## Task description
Go through the records and give each one again exactly.

## Source data
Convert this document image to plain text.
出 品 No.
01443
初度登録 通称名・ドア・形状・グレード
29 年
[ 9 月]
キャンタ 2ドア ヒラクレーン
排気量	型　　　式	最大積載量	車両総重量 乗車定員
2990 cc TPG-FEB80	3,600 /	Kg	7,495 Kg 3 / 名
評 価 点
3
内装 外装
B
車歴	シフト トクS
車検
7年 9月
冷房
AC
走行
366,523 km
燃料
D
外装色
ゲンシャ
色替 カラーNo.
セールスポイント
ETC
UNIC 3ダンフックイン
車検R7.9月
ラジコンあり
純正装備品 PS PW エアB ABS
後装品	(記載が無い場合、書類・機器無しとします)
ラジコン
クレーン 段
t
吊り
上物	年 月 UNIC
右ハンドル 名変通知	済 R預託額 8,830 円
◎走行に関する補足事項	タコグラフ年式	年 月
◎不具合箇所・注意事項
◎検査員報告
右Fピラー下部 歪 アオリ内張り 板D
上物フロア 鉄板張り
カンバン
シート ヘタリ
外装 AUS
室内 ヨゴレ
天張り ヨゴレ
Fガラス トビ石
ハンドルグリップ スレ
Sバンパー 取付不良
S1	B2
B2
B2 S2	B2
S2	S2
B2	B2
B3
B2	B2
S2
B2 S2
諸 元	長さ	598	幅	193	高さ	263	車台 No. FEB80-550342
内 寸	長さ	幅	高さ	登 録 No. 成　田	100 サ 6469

## Full answer
Convert this document image to plain text.
出 品 No.
01443
初度登録 通称名・ドア・形状・グレード
29 年
[ 9 月]
キャンタ 2ドア ヒラクレーン
排気量	型　　　式	最大積載量	車両総重量 乗車定員
2990 cc TPG-FEB80	3,600 /	Kg	7,495 Kg 3 / 名
評 価 点
3
内装 外装
B
車歴	シフト トクS
車検
7年 9月
冷房
AC
走行
366,523 km
燃料
D
外装色
ゲンシャ
色替 カラーNo.
セールスポイント
ETC
UNIC 3ダンフックイン
車検R7.9月
ラジコンあり
純正装備品 PS PW エアB ABS
後装品	(記載が無い場合、書類・機器無しとします)
ラジコン
クレーン 段
t
吊り
上物	年 月 UNIC
右ハンドル 名変通知	済 R預託額 8,830 円
◎走行に関する補足事項	タコグラフ年式	年 月
◎不具合箇所・注意事項
◎検査員報告
右Fピラー下部 歪 アオリ内張り 板D
上物フロア 鉄板張り
カンバン
シート ヘタリ
外装 AUS
室内 ヨゴレ
天張り ヨゴレ
Fガラス トビ石
ハンドルグリップ スレ
Sバンパー 取付不良
S1	B2
B2
B2 S2	B2
S2	S2
B2	B2
B3
B2	B2
S2
B2 S2
諸 元	長さ	598	幅	193	高さ	263	車台 No. FEB80-550342
内 寸	長さ	幅	高さ	登 録 No. 成　田	100 サ 6469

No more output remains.